# Goal:
Copy out each line of the material below that holds the string "excuses".

# Data to process:

· · ·

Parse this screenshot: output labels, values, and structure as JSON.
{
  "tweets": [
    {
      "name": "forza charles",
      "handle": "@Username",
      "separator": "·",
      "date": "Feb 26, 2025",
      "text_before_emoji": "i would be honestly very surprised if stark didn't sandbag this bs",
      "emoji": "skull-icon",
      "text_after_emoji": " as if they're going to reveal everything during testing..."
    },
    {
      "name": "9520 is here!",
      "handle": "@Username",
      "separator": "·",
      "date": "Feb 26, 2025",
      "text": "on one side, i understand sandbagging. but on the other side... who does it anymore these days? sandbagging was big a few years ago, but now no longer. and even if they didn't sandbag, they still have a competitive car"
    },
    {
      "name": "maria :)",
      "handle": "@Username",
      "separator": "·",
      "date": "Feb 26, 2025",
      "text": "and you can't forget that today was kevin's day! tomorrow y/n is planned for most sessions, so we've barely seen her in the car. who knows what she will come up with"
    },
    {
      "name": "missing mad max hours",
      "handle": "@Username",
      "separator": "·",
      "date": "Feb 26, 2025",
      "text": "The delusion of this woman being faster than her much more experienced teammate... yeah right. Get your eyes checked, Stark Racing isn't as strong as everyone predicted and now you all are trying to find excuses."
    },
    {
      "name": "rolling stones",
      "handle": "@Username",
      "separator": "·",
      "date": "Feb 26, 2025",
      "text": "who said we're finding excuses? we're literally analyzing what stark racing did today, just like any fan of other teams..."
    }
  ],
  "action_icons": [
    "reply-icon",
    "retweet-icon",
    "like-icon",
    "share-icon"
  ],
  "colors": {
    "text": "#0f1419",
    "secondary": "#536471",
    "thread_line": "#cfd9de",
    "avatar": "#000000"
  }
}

· · ·

# Written answer:
      "text": "The delusion of this woman being faster than her much more experienced teammate... yeah right. Get your eyes checked, Stark Racing isn't as strong as everyone predicted and now you all are trying to find excuses."
      "text": "who said we're finding excuses? we're literally analyzing what stark racing did today, just like any fan of other teams..."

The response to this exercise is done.